____ RECORD LIST

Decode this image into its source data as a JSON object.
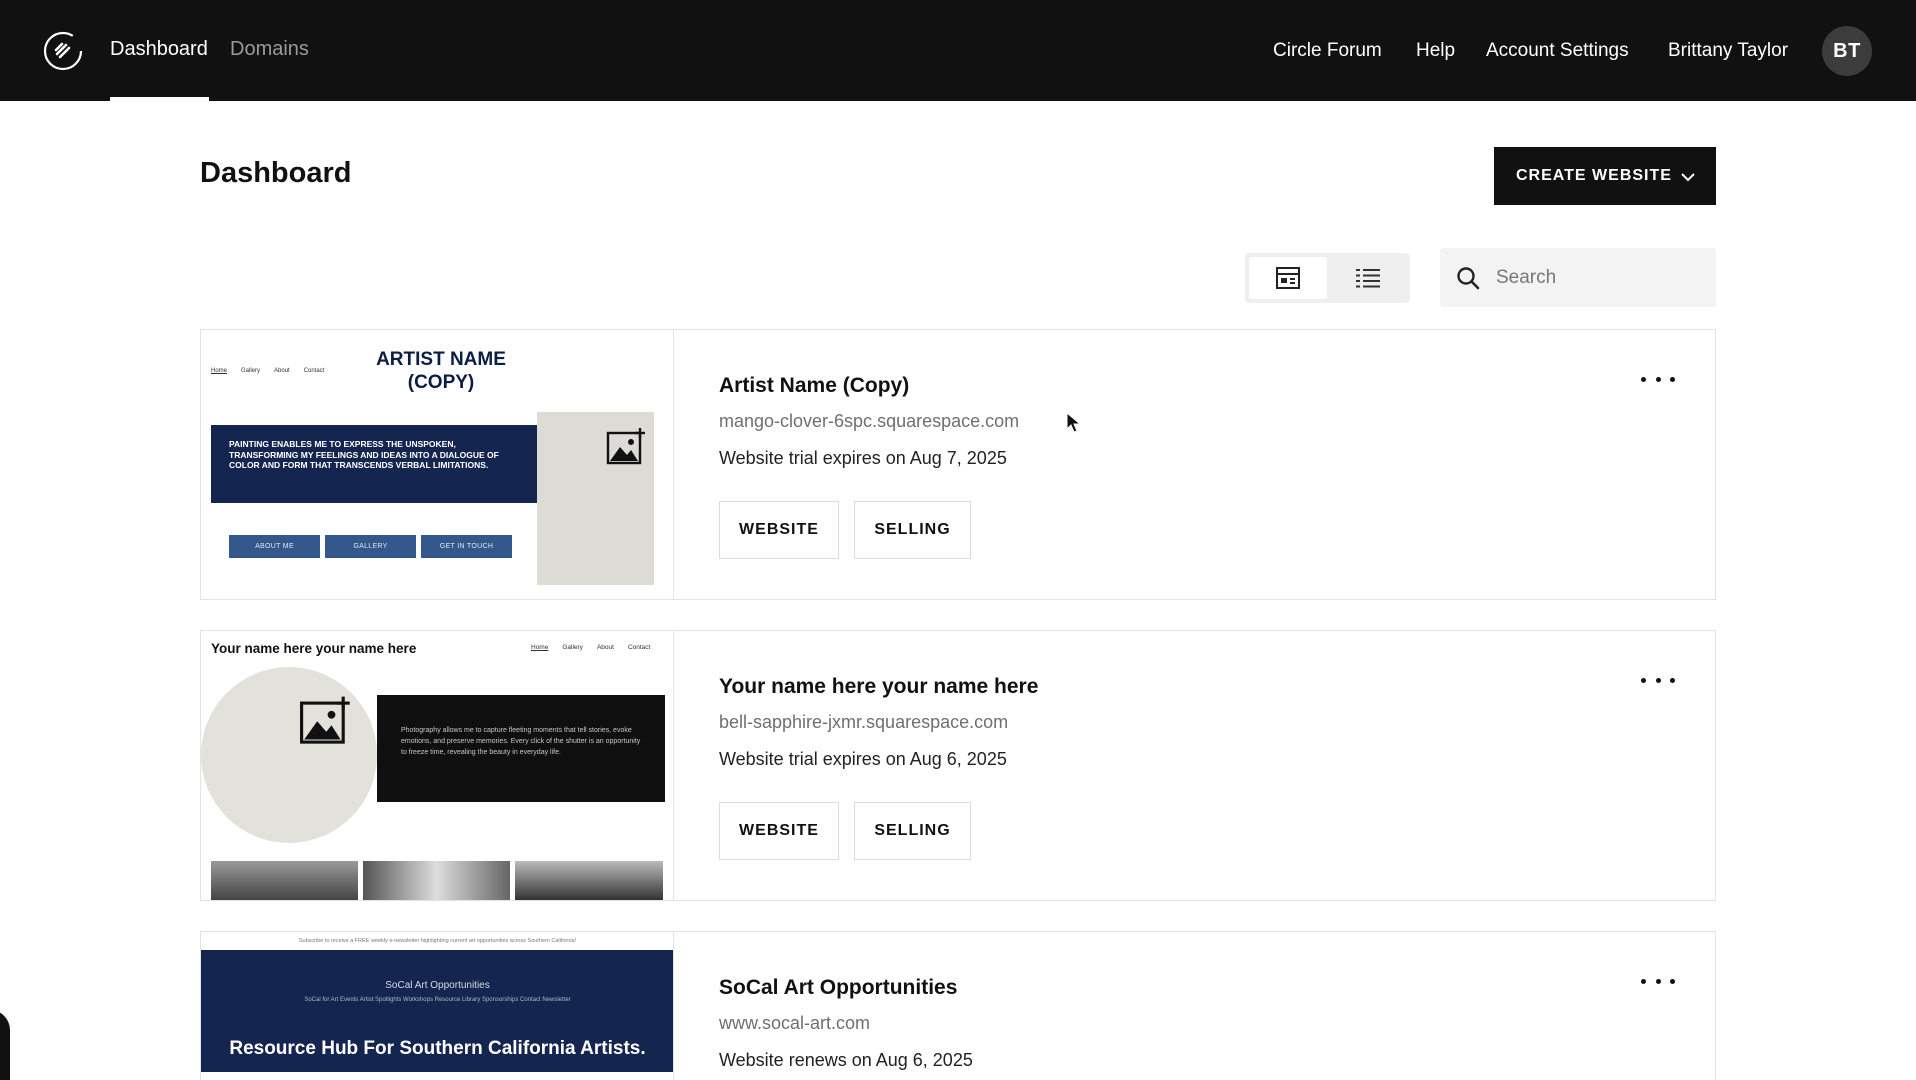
{
  "nav": {
    "logo_icon": "squarespace-logo-icon",
    "links": [
      {
        "label": "Dashboard",
        "active": true
      },
      {
        "label": "Domains",
        "active": false
      }
    ],
    "right_links": [
      "Circle Forum",
      "Help",
      "Account Settings"
    ],
    "user_name": "Brittany Taylor",
    "avatar_initials": "BT"
  },
  "header": {
    "title": "Dashboard",
    "create_button": "CREATE WEBSITE"
  },
  "toolbar": {
    "view_modes": [
      "grid-view-icon",
      "list-view-icon"
    ],
    "active_view": "grid-view-icon",
    "search_placeholder": "Search",
    "search_value": ""
  },
  "sites": [
    {
      "name": "Artist Name (Copy)",
      "domain": "mango-clover-6spc.squarespace.com",
      "status": "Website trial expires on Aug 7, 2025",
      "buttons": [
        "WEBSITE",
        "SELLING"
      ],
      "preview": {
        "nav": [
          "Home",
          "Gallery",
          "About",
          "Contact"
        ],
        "title": "ARTIST NAME (COPY)",
        "banner": "PAINTING ENABLES ME TO EXPRESS THE UNSPOKEN, TRANSFORMING MY FEELINGS AND IDEAS INTO A DIALOGUE OF COLOR AND FORM THAT TRANSCENDS VERBAL LIMITATIONS.",
        "buttons": [
          "ABOUT ME",
          "GALLERY",
          "GET IN TOUCH"
        ]
      }
    },
    {
      "name": "Your name here your name here",
      "domain": "bell-sapphire-jxmr.squarespace.com",
      "status": "Website trial expires on Aug 6, 2025",
      "buttons": [
        "WEBSITE",
        "SELLING"
      ],
      "preview": {
        "heading": "Your name here your name here",
        "nav": [
          "Home",
          "Gallery",
          "About",
          "Contact"
        ],
        "text": "Photography allows me to capture fleeting moments that tell stories, evoke emotions, and preserve memories. Every click of the shutter is an opportunity to freeze time, revealing the beauty in everyday life."
      }
    },
    {
      "name": "SoCal Art Opportunities",
      "domain": "www.socal-art.com",
      "status": "Website renews on Aug 6, 2025",
      "buttons": [],
      "preview": {
        "top": "Subscribe to receive a FREE weekly e-newsletter highlighting current art opportunities across Southern California!",
        "small_title": "SoCal Art Opportunities",
        "links": "SoCal for Art   Events   Artist Spotlights   Workshops   Resource Library   Sponsorships   Contact   Newsletter",
        "headline": "Resource Hub For Southern California Artists."
      }
    }
  ],
  "colors": {
    "nav_bg": "#111111",
    "preview_navy": "#14264f",
    "preview_button": "#35588c"
  }
}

________

**PROBLEM DESCRIPTION:** Pick every line with "squarespace" in it and copy it.

**PROBLEM SOLUTION:**
    "logo_icon": "squarespace-logo-icon",
      "domain": "mango-clover-6spc.squarespace.com",
      "domain": "bell-sapphire-jxmr.squarespace.com",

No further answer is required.